── EXTRACTED RECORDS

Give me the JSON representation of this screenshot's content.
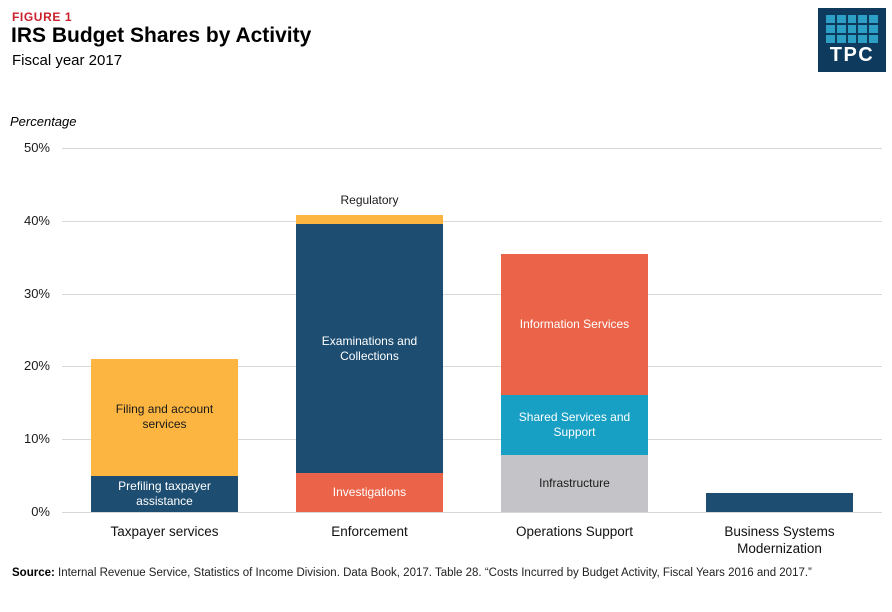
{
  "header": {
    "figure_label": "FIGURE 1",
    "title": "IRS Budget Shares by Activity",
    "subtitle": "Fiscal year 2017"
  },
  "logo": {
    "text": "TPC"
  },
  "chart_data": {
    "type": "bar",
    "stacked": true,
    "title": "IRS Budget Shares by Activity",
    "subtitle": "Fiscal year 2017",
    "ylabel": "Percentage",
    "ylim": [
      0,
      50
    ],
    "yticks": [
      "0%",
      "10%",
      "20%",
      "30%",
      "40%",
      "50%"
    ],
    "grid": "horizontal",
    "categories": [
      "Taxpayer services",
      "Enforcement",
      "Operations Support",
      "Business Systems Modernization"
    ],
    "colors": {
      "navy": "#1d4d71",
      "yellow": "#fbb540",
      "red": "#eb6349",
      "teal": "#189fc4",
      "gray": "#c4c4c8"
    },
    "bars": [
      {
        "category": "Taxpayer services",
        "total": 21.0,
        "segments": [
          {
            "label": "Prefiling taxpayer assistance",
            "value": 5.0,
            "color": "navy",
            "text": "light"
          },
          {
            "label": "Filing and account services",
            "value": 16.0,
            "color": "yellow",
            "text": "dark"
          }
        ]
      },
      {
        "category": "Enforcement",
        "total": 40.8,
        "segments": [
          {
            "label": "Investigations",
            "value": 5.3,
            "color": "red",
            "text": "light"
          },
          {
            "label": "Examinations and Collections",
            "value": 34.2,
            "color": "navy",
            "text": "light"
          },
          {
            "label": "Regulatory",
            "value": 1.3,
            "color": "yellow",
            "text": "dark",
            "label_position": "above"
          }
        ]
      },
      {
        "category": "Operations Support",
        "total": 35.5,
        "segments": [
          {
            "label": "Infrastructure",
            "value": 7.8,
            "color": "gray",
            "text": "dark"
          },
          {
            "label": "Shared Services and Support",
            "value": 8.3,
            "color": "teal",
            "text": "light"
          },
          {
            "label": "Information Services",
            "value": 19.4,
            "color": "red",
            "text": "light"
          }
        ]
      },
      {
        "category": "Business Systems Modernization",
        "total": 2.6,
        "segments": [
          {
            "label": "",
            "value": 2.6,
            "color": "navy",
            "text": "light"
          }
        ]
      }
    ]
  },
  "source": {
    "label": "Source:",
    "text": " Internal Revenue Service, Statistics of Income Division. Data Book, 2017. Table 28. “Costs Incurred by Budget Activity, Fiscal Years 2016 and 2017.”"
  }
}
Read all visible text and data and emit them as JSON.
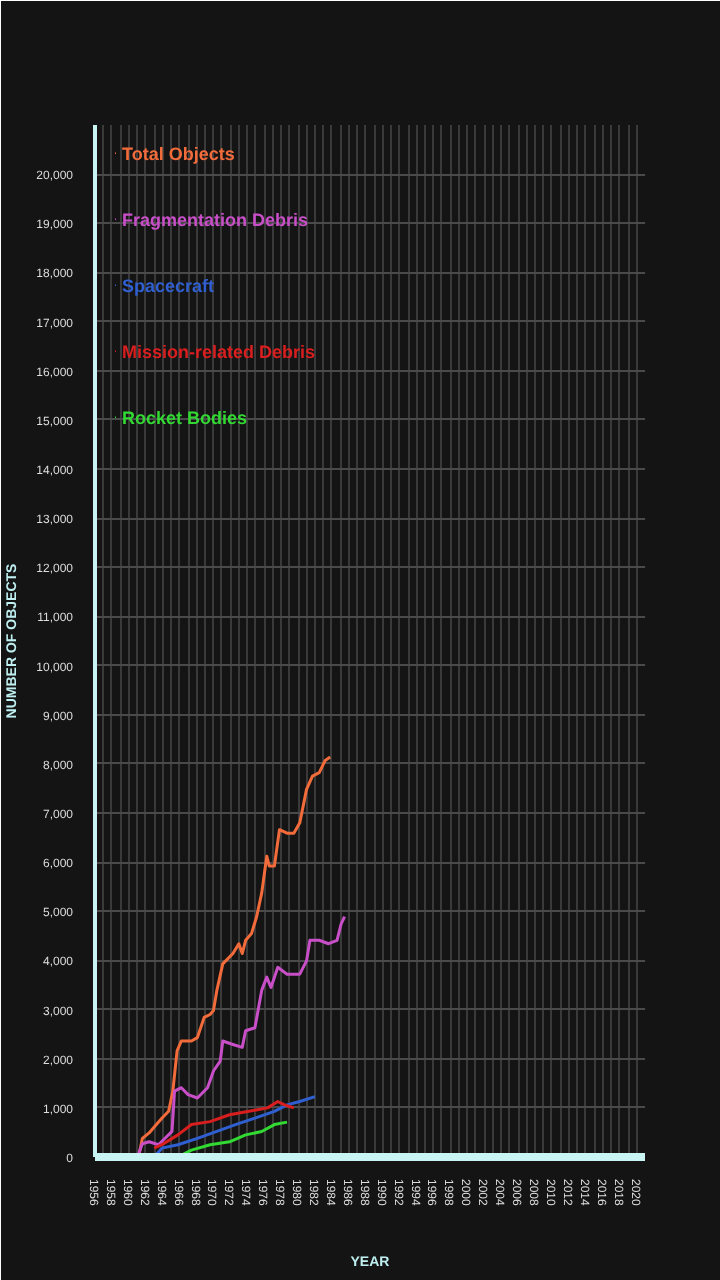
{
  "chart_data": {
    "type": "line",
    "xlabel": "YEAR",
    "ylabel": "NUMBER OF OBJECTS",
    "xlim": [
      1956,
      2021
    ],
    "ylim": [
      0,
      21000
    ],
    "xticks": [
      1956,
      1958,
      1960,
      1962,
      1964,
      1966,
      1968,
      1970,
      1972,
      1974,
      1976,
      1978,
      1980,
      1982,
      1984,
      1986,
      1988,
      1990,
      1992,
      1994,
      1996,
      1998,
      2000,
      2002,
      2004,
      2006,
      2008,
      2010,
      2012,
      2014,
      2016,
      2018,
      2020
    ],
    "yticks": [
      0,
      {
        "value": 1000,
        "label": "1,000"
      },
      {
        "value": 2000,
        "label": "2,000"
      },
      {
        "value": 3000,
        "label": "3,000"
      },
      {
        "value": 4000,
        "label": "4,000"
      },
      {
        "value": 5000,
        "label": "5,000"
      },
      {
        "value": 6000,
        "label": "6,000"
      },
      {
        "value": 7000,
        "label": "7,000"
      },
      {
        "value": 8000,
        "label": "8,000"
      },
      {
        "value": 9000,
        "label": "9,000"
      },
      {
        "value": 10000,
        "label": "10,000"
      },
      {
        "value": 11000,
        "label": "11,000"
      },
      {
        "value": 12000,
        "label": "12,000"
      },
      {
        "value": 13000,
        "label": "13,000"
      },
      {
        "value": 14000,
        "label": "14,000"
      },
      {
        "value": 15000,
        "label": "15,000"
      },
      {
        "value": 16000,
        "label": "16,000"
      },
      {
        "value": 17000,
        "label": "17,000"
      },
      {
        "value": 18000,
        "label": "18,000"
      },
      {
        "value": 19000,
        "label": "19,000"
      },
      {
        "value": 20000,
        "label": "20,000"
      }
    ],
    "grid": true,
    "legend": "top left",
    "marker": "none",
    "line_style": "solid",
    "series": [
      {
        "name": "Total Objects",
        "color": "#f26b3a",
        "x": [
          1961.2,
          1961.6,
          1962.4,
          1963.2,
          1963.9,
          1964.7,
          1965.2,
          1965.7,
          1966.2,
          1967.4,
          1968.1,
          1968.9,
          1969.6,
          1970,
          1970.4,
          1971.1,
          1972.3,
          1973,
          1973.4,
          1973.8,
          1974.5,
          1975.1,
          1975.7,
          1976.3,
          1976.6,
          1977.2,
          1977.8,
          1978.7,
          1979.5,
          1980.2,
          1981,
          1981.7,
          1982.5,
          1983.2,
          1983.8
        ],
        "values": [
          40,
          380,
          490,
          650,
          790,
          930,
          1340,
          2160,
          2360,
          2360,
          2430,
          2840,
          2900,
          2980,
          3390,
          3930,
          4140,
          4340,
          4140,
          4410,
          4550,
          4890,
          5370,
          6120,
          5920,
          5920,
          6660,
          6590,
          6590,
          6800,
          7480,
          7750,
          7820,
          8070,
          8140
        ]
      },
      {
        "name": "Fragmentation Debris",
        "color": "#c94fc9",
        "x": [
          1961,
          1961.6,
          1962.4,
          1963.5,
          1965.1,
          1965.4,
          1966.2,
          1967,
          1968.1,
          1969.3,
          1970,
          1970.8,
          1971.1,
          1972.3,
          1973.4,
          1973.8,
          1974.9,
          1975.7,
          1976.3,
          1976.8,
          1977.6,
          1978.7,
          1979.5,
          1980.2,
          1981,
          1981.4,
          1982.5,
          1983.6,
          1984.6,
          1985.1,
          1985.5
        ],
        "values": [
          0,
          270,
          310,
          250,
          520,
          1340,
          1410,
          1270,
          1200,
          1410,
          1750,
          1950,
          2360,
          2290,
          2230,
          2570,
          2630,
          3390,
          3660,
          3450,
          3860,
          3720,
          3720,
          3720,
          3990,
          4410,
          4410,
          4340,
          4410,
          4750,
          4890
        ]
      },
      {
        "name": "Spacecraft",
        "color": "#2f5fd0",
        "x": [
          1963,
          1963.9,
          1965.8,
          1968.1,
          1970.4,
          1972.6,
          1974.9,
          1977.2,
          1978.7,
          1980.2,
          1982
        ],
        "values": [
          0,
          180,
          250,
          380,
          520,
          660,
          790,
          930,
          1060,
          1130,
          1230
        ]
      },
      {
        "name": "Mission-related Debris",
        "color": "#d81e1e",
        "x": [
          1963,
          1963.9,
          1965.8,
          1967.4,
          1969.6,
          1971.9,
          1974.2,
          1976.4,
          1977.6,
          1978.4,
          1979.5
        ],
        "values": [
          180,
          250,
          450,
          660,
          720,
          860,
          930,
          1000,
          1130,
          1060,
          1000
        ]
      },
      {
        "name": "Rocket Bodies",
        "color": "#33d933",
        "x": [
          1956,
          1965.8,
          1967.4,
          1969.6,
          1971.9,
          1973.8,
          1975.7,
          1977.2,
          1978.7
        ],
        "values": [
          0,
          0,
          140,
          250,
          310,
          450,
          520,
          660,
          710
        ]
      }
    ]
  }
}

────

Without the pictures, restate each entry exactly.

SOLUTION TO THIS TASK
Give me the JSON representation of this screenshot's content.
{
  "header": {
    "figure_label": "FIGURE 1",
    "title": "IRS Budget Shares by Activity",
    "subtitle": "Fiscal year 2017"
  },
  "logo": {
    "text": "TPC"
  },
  "chart_data": {
    "type": "bar",
    "stacked": true,
    "title": "IRS Budget Shares by Activity",
    "subtitle": "Fiscal year 2017",
    "ylabel": "Percentage",
    "ylim": [
      0,
      50
    ],
    "yticks": [
      "0%",
      "10%",
      "20%",
      "30%",
      "40%",
      "50%"
    ],
    "grid": "horizontal",
    "categories": [
      "Taxpayer services",
      "Enforcement",
      "Operations Support",
      "Business Systems Modernization"
    ],
    "colors": {
      "navy": "#1d4d71",
      "yellow": "#fbb540",
      "red": "#eb6349",
      "teal": "#189fc4",
      "gray": "#c4c4c8"
    },
    "bars": [
      {
        "category": "Taxpayer services",
        "total": 21.0,
        "segments": [
          {
            "label": "Prefiling taxpayer assistance",
            "value": 5.0,
            "color": "navy",
            "text": "light"
          },
          {
            "label": "Filing and account services",
            "value": 16.0,
            "color": "yellow",
            "text": "dark"
          }
        ]
      },
      {
        "category": "Enforcement",
        "total": 40.8,
        "segments": [
          {
            "label": "Investigations",
            "value": 5.3,
            "color": "red",
            "text": "light"
          },
          {
            "label": "Examinations and Collections",
            "value": 34.2,
            "color": "navy",
            "text": "light"
          },
          {
            "label": "Regulatory",
            "value": 1.3,
            "color": "yellow",
            "text": "dark",
            "label_position": "above"
          }
        ]
      },
      {
        "category": "Operations Support",
        "total": 35.5,
        "segments": [
          {
            "label": "Infrastructure",
            "value": 7.8,
            "color": "gray",
            "text": "dark"
          },
          {
            "label": "Shared Services and Support",
            "value": 8.3,
            "color": "teal",
            "text": "light"
          },
          {
            "label": "Information Services",
            "value": 19.4,
            "color": "red",
            "text": "light"
          }
        ]
      },
      {
        "category": "Business Systems Modernization",
        "total": 2.6,
        "segments": [
          {
            "label": "",
            "value": 2.6,
            "color": "navy",
            "text": "light"
          }
        ]
      }
    ]
  },
  "source": {
    "label": "Source:",
    "text": " Internal Revenue Service, Statistics of Income Division. Data Book, 2017. Table 28. “Costs Incurred by Budget Activity, Fiscal Years 2016 and 2017.”"
  }
}
Read all visible text and data and emit them as JSON.
{
  "chart_data": {
    "type": "line",
    "xlabel": "YEAR",
    "ylabel": "NUMBER OF OBJECTS",
    "xlim": [
      1956,
      2021
    ],
    "ylim": [
      0,
      21000
    ],
    "xticks": [
      1956,
      1958,
      1960,
      1962,
      1964,
      1966,
      1968,
      1970,
      1972,
      1974,
      1976,
      1978,
      1980,
      1982,
      1984,
      1986,
      1988,
      1990,
      1992,
      1994,
      1996,
      1998,
      2000,
      2002,
      2004,
      2006,
      2008,
      2010,
      2012,
      2014,
      2016,
      2018,
      2020
    ],
    "yticks": [
      0,
      {
        "value": 1000,
        "label": "1,000"
      },
      {
        "value": 2000,
        "label": "2,000"
      },
      {
        "value": 3000,
        "label": "3,000"
      },
      {
        "value": 4000,
        "label": "4,000"
      },
      {
        "value": 5000,
        "label": "5,000"
      },
      {
        "value": 6000,
        "label": "6,000"
      },
      {
        "value": 7000,
        "label": "7,000"
      },
      {
        "value": 8000,
        "label": "8,000"
      },
      {
        "value": 9000,
        "label": "9,000"
      },
      {
        "value": 10000,
        "label": "10,000"
      },
      {
        "value": 11000,
        "label": "11,000"
      },
      {
        "value": 12000,
        "label": "12,000"
      },
      {
        "value": 13000,
        "label": "13,000"
      },
      {
        "value": 14000,
        "label": "14,000"
      },
      {
        "value": 15000,
        "label": "15,000"
      },
      {
        "value": 16000,
        "label": "16,000"
      },
      {
        "value": 17000,
        "label": "17,000"
      },
      {
        "value": 18000,
        "label": "18,000"
      },
      {
        "value": 19000,
        "label": "19,000"
      },
      {
        "value": 20000,
        "label": "20,000"
      }
    ],
    "grid": true,
    "legend": "top left",
    "marker": "none",
    "line_style": "solid",
    "series": [
      {
        "name": "Total Objects",
        "color": "#f26b3a",
        "x": [
          1961.2,
          1961.6,
          1962.4,
          1963.2,
          1963.9,
          1964.7,
          1965.2,
          1965.7,
          1966.2,
          1967.4,
          1968.1,
          1968.9,
          1969.6,
          1970,
          1970.4,
          1971.1,
          1972.3,
          1973,
          1973.4,
          1973.8,
          1974.5,
          1975.1,
          1975.7,
          1976.3,
          1976.6,
          1977.2,
          1977.8,
          1978.7,
          1979.5,
          1980.2,
          1981,
          1981.7,
          1982.5,
          1983.2,
          1983.8
        ],
        "values": [
          40,
          380,
          490,
          650,
          790,
          930,
          1340,
          2160,
          2360,
          2360,
          2430,
          2840,
          2900,
          2980,
          3390,
          3930,
          4140,
          4340,
          4140,
          4410,
          4550,
          4890,
          5370,
          6120,
          5920,
          5920,
          6660,
          6590,
          6590,
          6800,
          7480,
          7750,
          7820,
          8070,
          8140
        ]
      },
      {
        "name": "Fragmentation Debris",
        "color": "#c94fc9",
        "x": [
          1961,
          1961.6,
          1962.4,
          1963.5,
          1965.1,
          1965.4,
          1966.2,
          1967,
          1968.1,
          1969.3,
          1970,
          1970.8,
          1971.1,
          1972.3,
          1973.4,
          1973.8,
          1974.9,
          1975.7,
          1976.3,
          1976.8,
          1977.6,
          1978.7,
          1979.5,
          1980.2,
          1981,
          1981.4,
          1982.5,
          1983.6,
          1984.6,
          1985.1,
          1985.5
        ],
        "values": [
          0,
          270,
          310,
          250,
          520,
          1340,
          1410,
          1270,
          1200,
          1410,
          1750,
          1950,
          2360,
          2290,
          2230,
          2570,
          2630,
          3390,
          3660,
          3450,
          3860,
          3720,
          3720,
          3720,
          3990,
          4410,
          4410,
          4340,
          4410,
          4750,
          4890
        ]
      },
      {
        "name": "Spacecraft",
        "color": "#2f5fd0",
        "x": [
          1963,
          1963.9,
          1965.8,
          1968.1,
          1970.4,
          1972.6,
          1974.9,
          1977.2,
          1978.7,
          1980.2,
          1982
        ],
        "values": [
          0,
          180,
          250,
          380,
          520,
          660,
          790,
          930,
          1060,
          1130,
          1230
        ]
      },
      {
        "name": "Mission-related Debris",
        "color": "#d81e1e",
        "x": [
          1963,
          1963.9,
          1965.8,
          1967.4,
          1969.6,
          1971.9,
          1974.2,
          1976.4,
          1977.6,
          1978.4,
          1979.5
        ],
        "values": [
          180,
          250,
          450,
          660,
          720,
          860,
          930,
          1000,
          1130,
          1060,
          1000
        ]
      },
      {
        "name": "Rocket Bodies",
        "color": "#33d933",
        "x": [
          1956,
          1965.8,
          1967.4,
          1969.6,
          1971.9,
          1973.8,
          1975.7,
          1977.2,
          1978.7
        ],
        "values": [
          0,
          0,
          140,
          250,
          310,
          450,
          520,
          660,
          710
        ]
      }
    ]
  }
}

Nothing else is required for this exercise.